## GIVEN EXERCISE
Counting only lines that hold "where", give the total and nothing more.

## GIVEN INFORMATION

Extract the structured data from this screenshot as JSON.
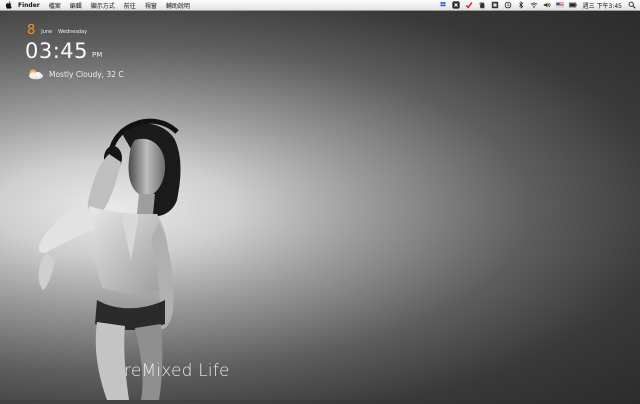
{
  "menubar": {
    "app_name": "Finder",
    "items": [
      "檔案",
      "編輯",
      "顯示方式",
      "前往",
      "視窗",
      "輔助說明"
    ],
    "clock": "週三 下午3:45",
    "tray_icons": [
      "dropbox-icon",
      "x-app-icon",
      "checkmark-icon",
      "evernote-icon",
      "growl-icon",
      "time-machine-icon",
      "bluetooth-icon",
      "wifi-icon",
      "volume-icon",
      "flag-icon",
      "battery-icon"
    ]
  },
  "widget": {
    "day": "8",
    "month": "June",
    "weekday": "Wednesday",
    "time": "03:45",
    "ampm": "PM",
    "weather": "Mostly Cloudy, 32 C"
  },
  "wallpaper": {
    "caption": "reMixed Life"
  },
  "colors": {
    "accent": "#f7941d",
    "menubar_bg": "#ececec"
  }
}
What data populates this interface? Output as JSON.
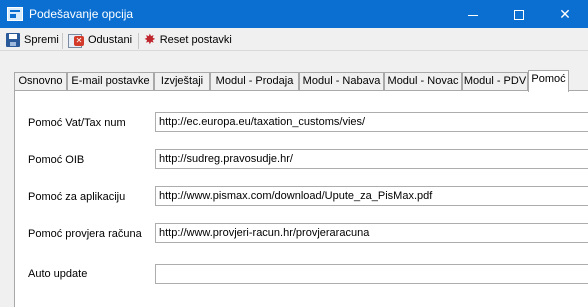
{
  "window": {
    "title": "Podešavanje opcija",
    "controls": {
      "minimize": "–",
      "maximize": "□",
      "close": "✕"
    }
  },
  "toolbar": {
    "save_label": "Spremi",
    "cancel_label": "Odustani",
    "reset_label": "Reset postavki",
    "reset_icon_glyph": "✸"
  },
  "tabs": [
    {
      "label": "Osnovno"
    },
    {
      "label": "E-mail postavke"
    },
    {
      "label": "Izvještaji"
    },
    {
      "label": "Modul - Prodaja"
    },
    {
      "label": "Modul - Nabava"
    },
    {
      "label": "Modul - Novac"
    },
    {
      "label": "Modul - PDV"
    },
    {
      "label": "Pomoć",
      "active": true
    }
  ],
  "help_tab": {
    "rows": [
      {
        "label": "Pomoć Vat/Tax num",
        "value": "http://ec.europa.eu/taxation_customs/vies/"
      },
      {
        "label": "Pomoć OIB",
        "value": "http://sudreg.pravosudje.hr/"
      },
      {
        "label": "Pomoć za aplikaciju",
        "value": "http://www.pismax.com/download/Upute_za_PisMax.pdf"
      },
      {
        "label": "Pomoć provjera računa",
        "value": "http://www.provjeri-racun.hr/provjeraracuna"
      },
      {
        "label": "Auto update",
        "value": ""
      }
    ]
  },
  "colors": {
    "titlebar": "#0a6fd1",
    "window_bg": "#f0f0f0",
    "tab_border": "#a9a9a9",
    "reset_icon": "#c0262d"
  }
}
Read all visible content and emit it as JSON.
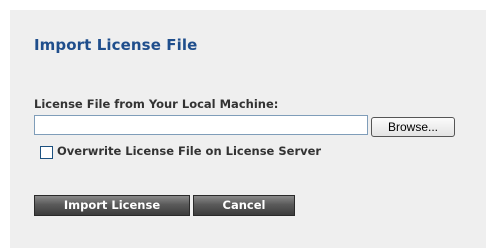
{
  "dialog": {
    "title": "Import License File"
  },
  "file_field": {
    "label": "License File from Your Local Machine:",
    "value": "",
    "browse_label": "Browse..."
  },
  "overwrite_option": {
    "label": "Overwrite License File on License Server",
    "checked": false
  },
  "actions": {
    "import_label": "Import License",
    "cancel_label": "Cancel"
  },
  "colors": {
    "panel_background": "#efefef",
    "title": "#1f4e8c",
    "button_dark": "#4a4a4a"
  }
}
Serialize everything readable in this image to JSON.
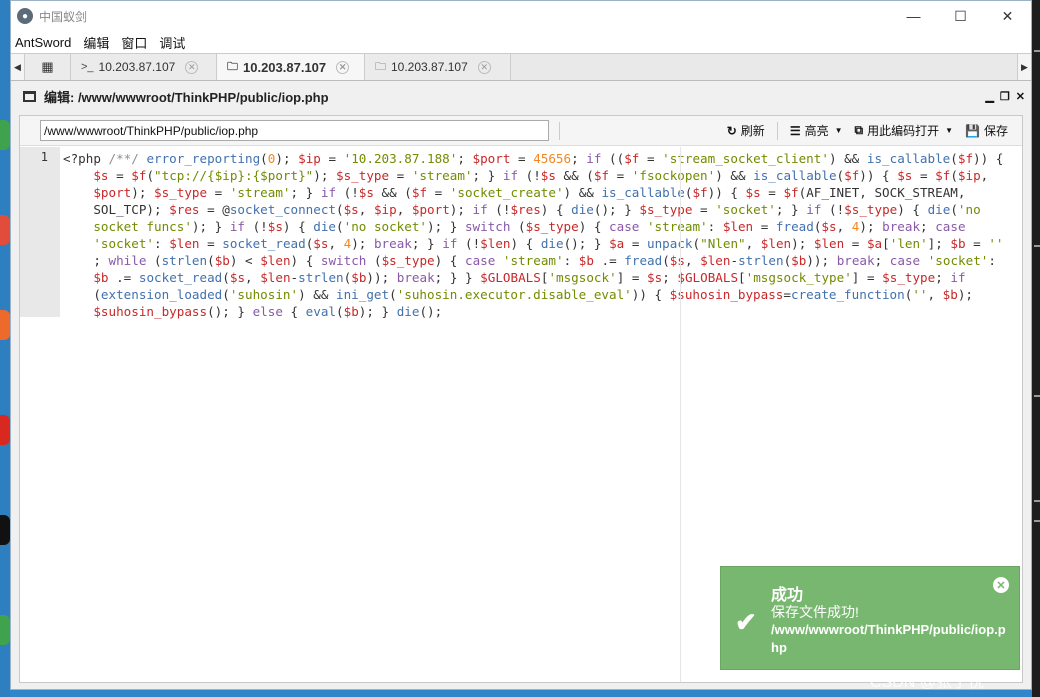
{
  "window": {
    "title": "中国蚁剑",
    "controls": [
      "—",
      "☐",
      "✕"
    ]
  },
  "menu": [
    "AntSword",
    "编辑",
    "窗口",
    "调试"
  ],
  "tabs": [
    {
      "icon": "terminal-icon",
      "glyph": ">_",
      "label": "10.203.87.107"
    },
    {
      "icon": "folder-icon",
      "glyph": "🗀",
      "label": "10.203.87.107"
    },
    {
      "icon": "folder-icon",
      "glyph": "🗀",
      "label": "10.203.87.107"
    }
  ],
  "panel": {
    "title": "编辑: /www/wwwroot/ThinkPHP/public/iop.php"
  },
  "toolbar": {
    "path_value": "/www/wwwroot/ThinkPHP/public/iop.php",
    "refresh": "刷新",
    "highlight": "高亮",
    "open_with_encoding": "用此编码打开",
    "save": "保存"
  },
  "editor": {
    "line_number": "1"
  },
  "toast": {
    "title": "成功",
    "message": "保存文件成功!",
    "path": "/www/wwwroot/ThinkPHP/public/iop.php"
  },
  "watermark": "CSDN @张子悦^^",
  "colors": {
    "toast_bg": "#78b76f",
    "keyword": "#8959a8",
    "function": "#4271ae",
    "variable": "#c82829",
    "string": "#718c00",
    "number": "#f5871f"
  }
}
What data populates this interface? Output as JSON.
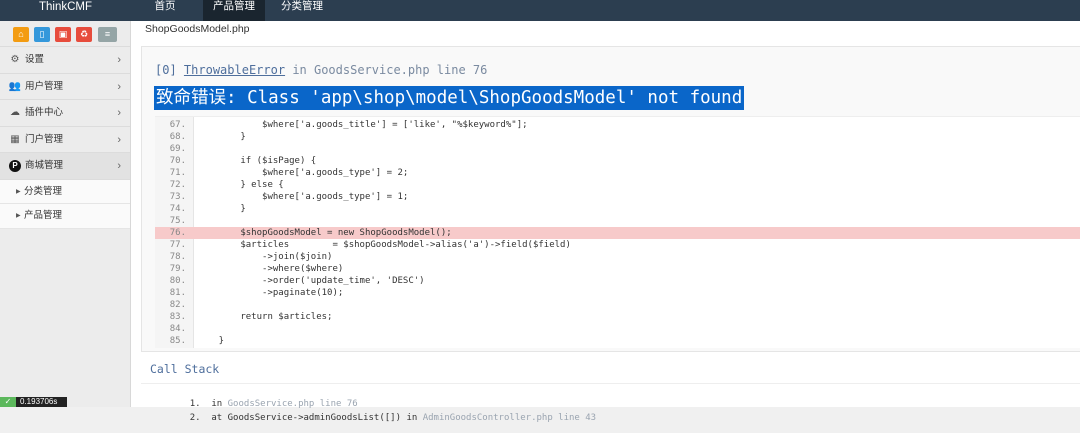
{
  "navbar": {
    "brand": "ThinkCMF",
    "items": [
      {
        "label": "首页",
        "active": false
      },
      {
        "label": "产品管理",
        "active": true
      },
      {
        "label": "分类管理",
        "active": false
      }
    ]
  },
  "sidebar": {
    "shortcuts": [
      {
        "icon": "home-icon",
        "glyph": "⌂",
        "color": "#f39c12"
      },
      {
        "icon": "file-icon",
        "glyph": "▯",
        "color": "#3498db"
      },
      {
        "icon": "trash-icon",
        "glyph": "▣",
        "color": "#e74c3c"
      },
      {
        "icon": "recycle-icon",
        "glyph": "♻",
        "color": "#e74c3c"
      },
      {
        "icon": "list-icon",
        "glyph": "≡",
        "color": "#95a5a6"
      }
    ],
    "menu": [
      {
        "label": "设置",
        "icon": "gears-icon",
        "glyph": "⚙"
      },
      {
        "label": "用户管理",
        "icon": "users-icon",
        "glyph": "👥"
      },
      {
        "label": "插件中心",
        "icon": "cloud-icon",
        "glyph": "☁"
      },
      {
        "label": "门户管理",
        "icon": "grid-icon",
        "glyph": "▦"
      },
      {
        "label": "商城管理",
        "icon": "p-icon",
        "glyph": "P"
      }
    ],
    "submenu": [
      {
        "label": "分类管理"
      },
      {
        "label": "产品管理"
      }
    ],
    "timer": "0.193706s"
  },
  "main": {
    "filename": "ShopGoodsModel.php",
    "exception": {
      "index": "[0]",
      "class": "ThrowableError",
      "location": "in GoodsService.php line 76",
      "message": "致命错误: Class 'app\\shop\\model\\ShopGoodsModel' not found"
    },
    "code_lines": [
      {
        "n": "67.",
        "code": "            $where['a.goods_title'] = ['like', \"%$keyword%\"];",
        "hl": false
      },
      {
        "n": "68.",
        "code": "        }",
        "hl": false
      },
      {
        "n": "69.",
        "code": "",
        "hl": false
      },
      {
        "n": "70.",
        "code": "        if ($isPage) {",
        "hl": false
      },
      {
        "n": "71.",
        "code": "            $where['a.goods_type'] = 2;",
        "hl": false
      },
      {
        "n": "72.",
        "code": "        } else {",
        "hl": false
      },
      {
        "n": "73.",
        "code": "            $where['a.goods_type'] = 1;",
        "hl": false
      },
      {
        "n": "74.",
        "code": "        }",
        "hl": false
      },
      {
        "n": "75.",
        "code": "",
        "hl": false
      },
      {
        "n": "76.",
        "code": "        $shopGoodsModel = new ShopGoodsModel();",
        "hl": true
      },
      {
        "n": "77.",
        "code": "        $articles        = $shopGoodsModel->alias('a')->field($field)",
        "hl": false
      },
      {
        "n": "78.",
        "code": "            ->join($join)",
        "hl": false
      },
      {
        "n": "79.",
        "code": "            ->where($where)",
        "hl": false
      },
      {
        "n": "80.",
        "code": "            ->order('update_time', 'DESC')",
        "hl": false
      },
      {
        "n": "81.",
        "code": "            ->paginate(10);",
        "hl": false
      },
      {
        "n": "82.",
        "code": "",
        "hl": false
      },
      {
        "n": "83.",
        "code": "        return $articles;",
        "hl": false
      },
      {
        "n": "84.",
        "code": "",
        "hl": false
      },
      {
        "n": "85.",
        "code": "    }",
        "hl": false
      }
    ],
    "callstack": {
      "title": "Call Stack",
      "items": [
        {
          "n": "1.",
          "text": "in",
          "file": "GoodsService.php line 76"
        },
        {
          "n": "2.",
          "text": "at GoodsService->adminGoodsList([]) in",
          "file": "AdminGoodsController.php line 43"
        }
      ]
    }
  }
}
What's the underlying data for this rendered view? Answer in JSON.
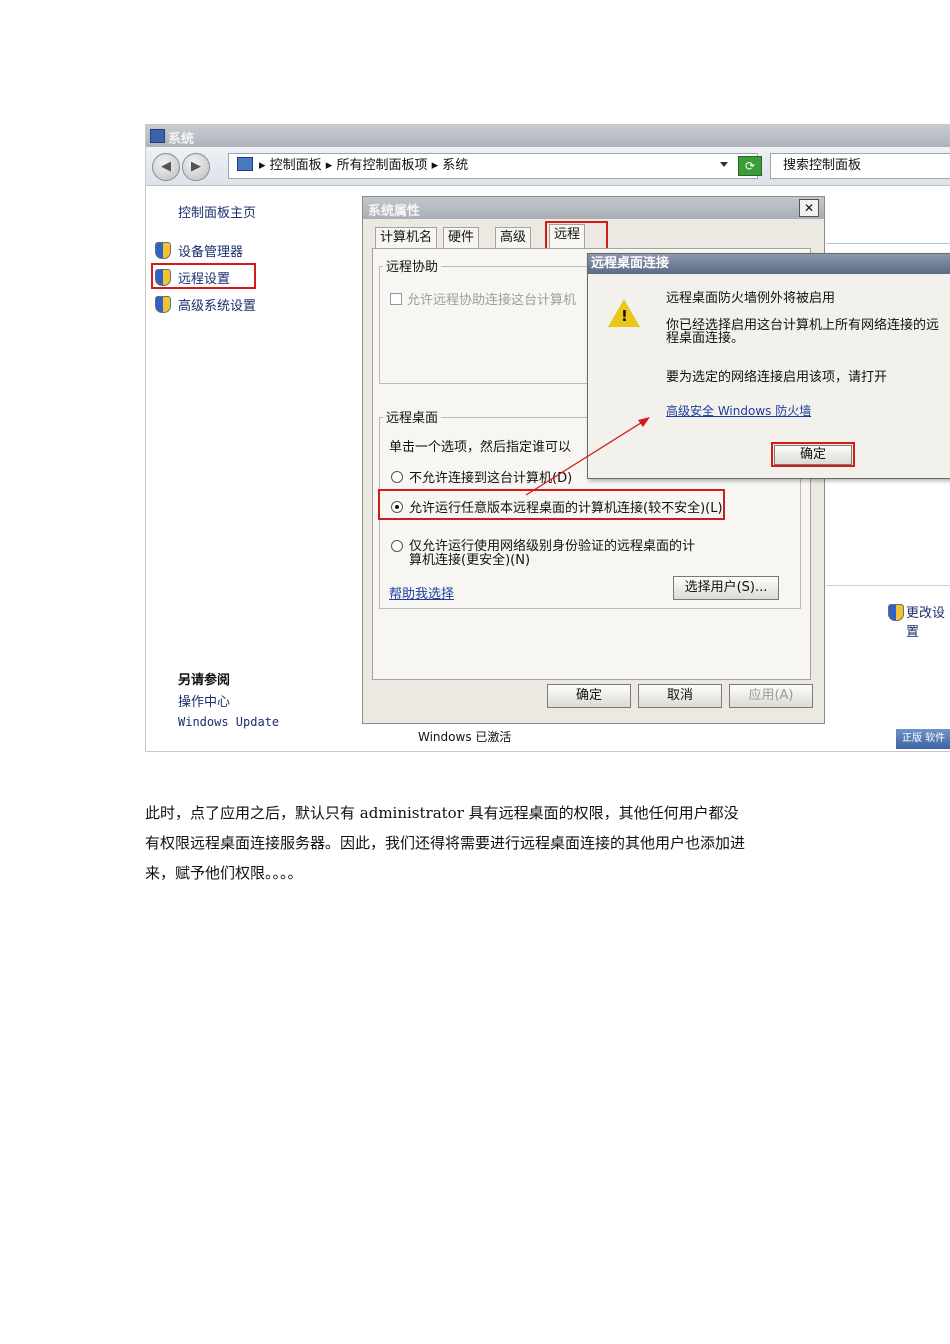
{
  "window": {
    "title": "系统",
    "address": "▸ 控制面板 ▸ 所有控制面板项 ▸ 系统",
    "search_placeholder": "搜索控制面板"
  },
  "sidebar": {
    "home": "控制面板主页",
    "items": [
      {
        "label": "设备管理器"
      },
      {
        "label": "远程设置"
      },
      {
        "label": "高级系统设置"
      }
    ],
    "see_also_title": "另请参阅",
    "see_also": [
      "操作中心",
      "Windows Update"
    ]
  },
  "dialog": {
    "title": "系统属性",
    "tabs": [
      "计算机名",
      "硬件",
      "高级",
      "远程"
    ],
    "assist_group": "远程协助",
    "assist_checkbox": "允许远程协助连接这台计算机",
    "desktop_group": "远程桌面",
    "desktop_instruction": "单击一个选项，然后指定谁可以",
    "option1": "不允许连接到这台计算机(D)",
    "option2": "允许运行任意版本远程桌面的计算机连接(较不安全)(L)",
    "option3_line1": "仅允许运行使用网络级别身份验证的远程桌面的计",
    "option3_line2": "算机连接(更安全)(N)",
    "help_link": "帮助我选择",
    "select_users": "选择用户(S)...",
    "ok": "确定",
    "cancel": "取消",
    "apply": "应用(A)"
  },
  "popup": {
    "title": "远程桌面连接",
    "line1": "远程桌面防火墙例外将被启用",
    "line2a": "你已经选择启用这台计算机上所有网络连接的远",
    "line2b": "程桌面连接。",
    "line3": "要为选定的网络连接启用该项，请打开",
    "link": "高级安全 Windows 防火墙",
    "ok": "确定"
  },
  "background": {
    "change_settings": "更改设置",
    "activation": "Windows 已激活",
    "genuine_badge": "正版 软件"
  },
  "body_text": {
    "line1": "此时，点了应用之后，默认只有 administrator 具有远程桌面的权限，其他任何用户都没",
    "line2": "有权限远程桌面连接服务器。因此，我们还得将需要进行远程桌面连接的其他用户也添加进",
    "line3": "来，赋予他们权限。。。。"
  },
  "colors": {
    "highlight_red": "#d41a1a",
    "link_blue": "#1e3d9f"
  }
}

## SOLUTION BELOW
4